■ Exercise prompt: Pull out every line with the word "trachoma" from the entries below.

[Raw records]
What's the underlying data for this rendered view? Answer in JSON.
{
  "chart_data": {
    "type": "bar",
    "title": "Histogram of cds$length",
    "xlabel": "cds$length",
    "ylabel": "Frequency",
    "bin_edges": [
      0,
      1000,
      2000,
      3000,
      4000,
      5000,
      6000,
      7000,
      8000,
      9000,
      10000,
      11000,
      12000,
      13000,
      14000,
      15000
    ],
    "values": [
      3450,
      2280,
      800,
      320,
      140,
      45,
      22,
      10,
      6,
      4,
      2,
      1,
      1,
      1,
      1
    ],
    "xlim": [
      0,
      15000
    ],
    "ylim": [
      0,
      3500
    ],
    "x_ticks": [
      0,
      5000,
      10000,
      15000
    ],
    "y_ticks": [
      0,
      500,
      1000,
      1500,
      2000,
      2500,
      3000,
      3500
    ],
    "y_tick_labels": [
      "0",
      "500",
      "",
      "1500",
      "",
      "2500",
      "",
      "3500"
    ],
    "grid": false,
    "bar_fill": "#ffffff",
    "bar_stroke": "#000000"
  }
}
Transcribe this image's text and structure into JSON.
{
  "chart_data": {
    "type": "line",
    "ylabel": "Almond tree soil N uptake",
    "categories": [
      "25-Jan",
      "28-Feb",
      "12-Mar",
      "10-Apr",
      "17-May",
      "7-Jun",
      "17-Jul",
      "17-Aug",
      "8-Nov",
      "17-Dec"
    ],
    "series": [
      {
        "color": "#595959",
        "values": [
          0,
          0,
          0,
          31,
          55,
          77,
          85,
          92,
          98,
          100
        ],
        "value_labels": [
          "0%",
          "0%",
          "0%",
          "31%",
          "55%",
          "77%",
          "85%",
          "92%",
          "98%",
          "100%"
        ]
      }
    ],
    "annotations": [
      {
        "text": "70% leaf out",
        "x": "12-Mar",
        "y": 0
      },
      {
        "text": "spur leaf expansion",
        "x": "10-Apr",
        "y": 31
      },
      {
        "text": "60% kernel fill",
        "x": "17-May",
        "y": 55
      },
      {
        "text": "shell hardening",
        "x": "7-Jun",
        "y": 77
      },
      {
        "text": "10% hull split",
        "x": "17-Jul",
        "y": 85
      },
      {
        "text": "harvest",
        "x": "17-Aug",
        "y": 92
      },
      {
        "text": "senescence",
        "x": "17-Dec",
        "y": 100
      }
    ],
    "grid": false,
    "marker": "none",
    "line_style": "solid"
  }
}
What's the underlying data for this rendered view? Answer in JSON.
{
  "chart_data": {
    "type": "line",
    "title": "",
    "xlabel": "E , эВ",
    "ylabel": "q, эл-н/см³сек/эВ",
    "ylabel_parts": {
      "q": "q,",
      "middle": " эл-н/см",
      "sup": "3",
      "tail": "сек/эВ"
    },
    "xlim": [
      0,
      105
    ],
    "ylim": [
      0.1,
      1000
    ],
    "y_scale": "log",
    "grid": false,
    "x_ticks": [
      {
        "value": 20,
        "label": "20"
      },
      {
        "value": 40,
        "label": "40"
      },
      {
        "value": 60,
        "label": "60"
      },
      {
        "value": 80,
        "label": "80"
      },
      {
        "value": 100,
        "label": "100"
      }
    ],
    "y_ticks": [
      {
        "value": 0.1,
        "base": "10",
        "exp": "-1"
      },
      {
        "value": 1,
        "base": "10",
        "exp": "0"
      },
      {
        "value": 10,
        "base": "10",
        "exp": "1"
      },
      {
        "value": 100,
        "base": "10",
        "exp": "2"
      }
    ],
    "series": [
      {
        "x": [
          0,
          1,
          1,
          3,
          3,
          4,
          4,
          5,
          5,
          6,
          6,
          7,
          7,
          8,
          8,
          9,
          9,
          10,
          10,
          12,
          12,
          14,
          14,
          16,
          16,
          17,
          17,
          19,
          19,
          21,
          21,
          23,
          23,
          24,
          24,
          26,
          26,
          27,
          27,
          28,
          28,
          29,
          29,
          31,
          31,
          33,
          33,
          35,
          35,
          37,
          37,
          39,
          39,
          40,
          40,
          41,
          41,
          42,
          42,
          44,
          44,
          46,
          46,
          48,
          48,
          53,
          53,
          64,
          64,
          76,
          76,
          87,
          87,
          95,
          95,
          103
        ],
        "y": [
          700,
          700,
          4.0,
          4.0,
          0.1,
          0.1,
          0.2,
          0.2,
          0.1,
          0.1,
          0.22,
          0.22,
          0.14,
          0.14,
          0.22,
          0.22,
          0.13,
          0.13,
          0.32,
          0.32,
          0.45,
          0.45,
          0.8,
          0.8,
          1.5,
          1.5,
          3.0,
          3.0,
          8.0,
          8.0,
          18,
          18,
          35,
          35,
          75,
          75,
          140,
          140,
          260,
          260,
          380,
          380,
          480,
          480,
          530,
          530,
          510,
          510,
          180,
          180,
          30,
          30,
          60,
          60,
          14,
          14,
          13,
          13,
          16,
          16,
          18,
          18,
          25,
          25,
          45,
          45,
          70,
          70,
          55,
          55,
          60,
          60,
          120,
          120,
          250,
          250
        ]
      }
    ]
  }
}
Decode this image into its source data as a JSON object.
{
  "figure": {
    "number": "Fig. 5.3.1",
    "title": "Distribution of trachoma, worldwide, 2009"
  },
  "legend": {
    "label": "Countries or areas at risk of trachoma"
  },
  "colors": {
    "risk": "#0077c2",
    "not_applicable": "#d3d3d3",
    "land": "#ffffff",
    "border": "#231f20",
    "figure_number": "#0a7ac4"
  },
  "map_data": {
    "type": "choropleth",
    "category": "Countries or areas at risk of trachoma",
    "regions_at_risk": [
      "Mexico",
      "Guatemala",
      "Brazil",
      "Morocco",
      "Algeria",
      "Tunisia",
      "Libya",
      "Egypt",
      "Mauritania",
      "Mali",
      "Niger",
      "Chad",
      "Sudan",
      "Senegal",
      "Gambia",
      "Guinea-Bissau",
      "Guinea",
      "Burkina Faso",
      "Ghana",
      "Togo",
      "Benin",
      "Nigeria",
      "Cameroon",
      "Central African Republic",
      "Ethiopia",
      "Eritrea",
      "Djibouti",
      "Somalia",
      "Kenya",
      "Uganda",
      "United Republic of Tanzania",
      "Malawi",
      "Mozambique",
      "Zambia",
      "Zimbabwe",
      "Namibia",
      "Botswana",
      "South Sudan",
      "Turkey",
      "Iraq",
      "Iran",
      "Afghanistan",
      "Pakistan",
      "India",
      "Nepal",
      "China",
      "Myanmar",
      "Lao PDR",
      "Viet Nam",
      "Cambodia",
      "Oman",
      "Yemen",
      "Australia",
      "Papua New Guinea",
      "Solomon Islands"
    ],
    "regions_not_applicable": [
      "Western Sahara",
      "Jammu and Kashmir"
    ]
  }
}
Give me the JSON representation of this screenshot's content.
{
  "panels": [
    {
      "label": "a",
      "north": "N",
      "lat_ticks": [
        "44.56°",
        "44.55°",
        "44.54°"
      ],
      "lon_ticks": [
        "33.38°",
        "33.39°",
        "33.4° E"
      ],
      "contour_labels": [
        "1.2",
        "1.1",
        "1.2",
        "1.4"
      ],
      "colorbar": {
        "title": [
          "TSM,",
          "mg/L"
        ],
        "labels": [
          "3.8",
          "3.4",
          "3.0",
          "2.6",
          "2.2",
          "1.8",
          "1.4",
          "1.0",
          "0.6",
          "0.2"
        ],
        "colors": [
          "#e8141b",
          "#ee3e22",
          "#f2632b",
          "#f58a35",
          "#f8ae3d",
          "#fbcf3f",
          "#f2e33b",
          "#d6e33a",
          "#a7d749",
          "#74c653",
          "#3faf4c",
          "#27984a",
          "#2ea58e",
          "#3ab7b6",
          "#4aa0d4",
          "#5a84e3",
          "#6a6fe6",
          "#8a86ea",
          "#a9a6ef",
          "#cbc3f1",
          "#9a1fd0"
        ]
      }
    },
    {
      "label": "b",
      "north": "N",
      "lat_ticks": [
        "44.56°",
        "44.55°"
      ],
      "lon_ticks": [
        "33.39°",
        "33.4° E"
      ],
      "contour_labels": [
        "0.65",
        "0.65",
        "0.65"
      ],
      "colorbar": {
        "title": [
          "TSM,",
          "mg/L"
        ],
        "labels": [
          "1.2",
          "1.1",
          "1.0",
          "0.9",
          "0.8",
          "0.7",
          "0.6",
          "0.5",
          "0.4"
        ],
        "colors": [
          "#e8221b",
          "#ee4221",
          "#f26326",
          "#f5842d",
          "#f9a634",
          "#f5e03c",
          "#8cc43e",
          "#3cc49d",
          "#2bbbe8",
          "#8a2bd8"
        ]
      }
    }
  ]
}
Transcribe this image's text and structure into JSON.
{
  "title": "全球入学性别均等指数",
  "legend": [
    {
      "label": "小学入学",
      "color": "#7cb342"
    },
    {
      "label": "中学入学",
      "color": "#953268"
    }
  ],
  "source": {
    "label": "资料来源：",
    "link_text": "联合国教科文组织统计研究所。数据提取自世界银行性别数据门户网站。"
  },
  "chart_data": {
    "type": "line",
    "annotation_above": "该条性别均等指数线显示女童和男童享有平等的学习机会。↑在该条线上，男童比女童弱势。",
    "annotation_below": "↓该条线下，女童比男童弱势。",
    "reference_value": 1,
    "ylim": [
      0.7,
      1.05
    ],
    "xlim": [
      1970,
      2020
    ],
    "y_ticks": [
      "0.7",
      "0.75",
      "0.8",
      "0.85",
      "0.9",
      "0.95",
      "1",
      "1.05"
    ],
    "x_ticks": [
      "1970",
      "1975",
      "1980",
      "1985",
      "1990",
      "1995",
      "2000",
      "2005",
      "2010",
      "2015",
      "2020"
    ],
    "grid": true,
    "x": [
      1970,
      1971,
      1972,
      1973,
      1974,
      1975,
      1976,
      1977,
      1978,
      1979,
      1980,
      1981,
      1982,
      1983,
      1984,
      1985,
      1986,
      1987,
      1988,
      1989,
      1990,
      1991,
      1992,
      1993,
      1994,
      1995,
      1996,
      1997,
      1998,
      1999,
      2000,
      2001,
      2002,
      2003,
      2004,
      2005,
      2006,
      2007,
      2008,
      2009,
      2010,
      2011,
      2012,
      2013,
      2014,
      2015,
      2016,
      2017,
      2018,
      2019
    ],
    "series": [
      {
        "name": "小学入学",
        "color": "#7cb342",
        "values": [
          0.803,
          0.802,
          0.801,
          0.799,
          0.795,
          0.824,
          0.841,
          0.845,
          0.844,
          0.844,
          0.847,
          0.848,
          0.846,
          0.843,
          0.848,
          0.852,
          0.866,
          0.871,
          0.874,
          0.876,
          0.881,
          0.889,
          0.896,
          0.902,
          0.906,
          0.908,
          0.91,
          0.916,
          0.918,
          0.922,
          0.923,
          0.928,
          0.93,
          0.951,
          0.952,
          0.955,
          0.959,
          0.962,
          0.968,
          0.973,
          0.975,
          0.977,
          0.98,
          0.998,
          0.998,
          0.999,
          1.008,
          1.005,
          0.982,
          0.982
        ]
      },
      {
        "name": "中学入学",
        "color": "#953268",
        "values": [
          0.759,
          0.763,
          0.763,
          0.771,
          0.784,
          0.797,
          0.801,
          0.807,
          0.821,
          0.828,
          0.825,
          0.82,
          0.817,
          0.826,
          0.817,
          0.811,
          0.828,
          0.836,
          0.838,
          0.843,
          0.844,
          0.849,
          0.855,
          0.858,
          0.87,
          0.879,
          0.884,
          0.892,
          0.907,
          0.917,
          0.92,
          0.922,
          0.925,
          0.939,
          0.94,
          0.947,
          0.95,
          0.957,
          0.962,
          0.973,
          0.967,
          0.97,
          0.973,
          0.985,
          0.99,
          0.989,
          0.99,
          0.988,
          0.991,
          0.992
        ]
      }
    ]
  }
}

■ Problem solution:
    "title": "Distribution of trachoma, worldwide, 2009"
    "label": "Countries or areas at risk of trachoma"
    "category": "Countries or areas at risk of trachoma",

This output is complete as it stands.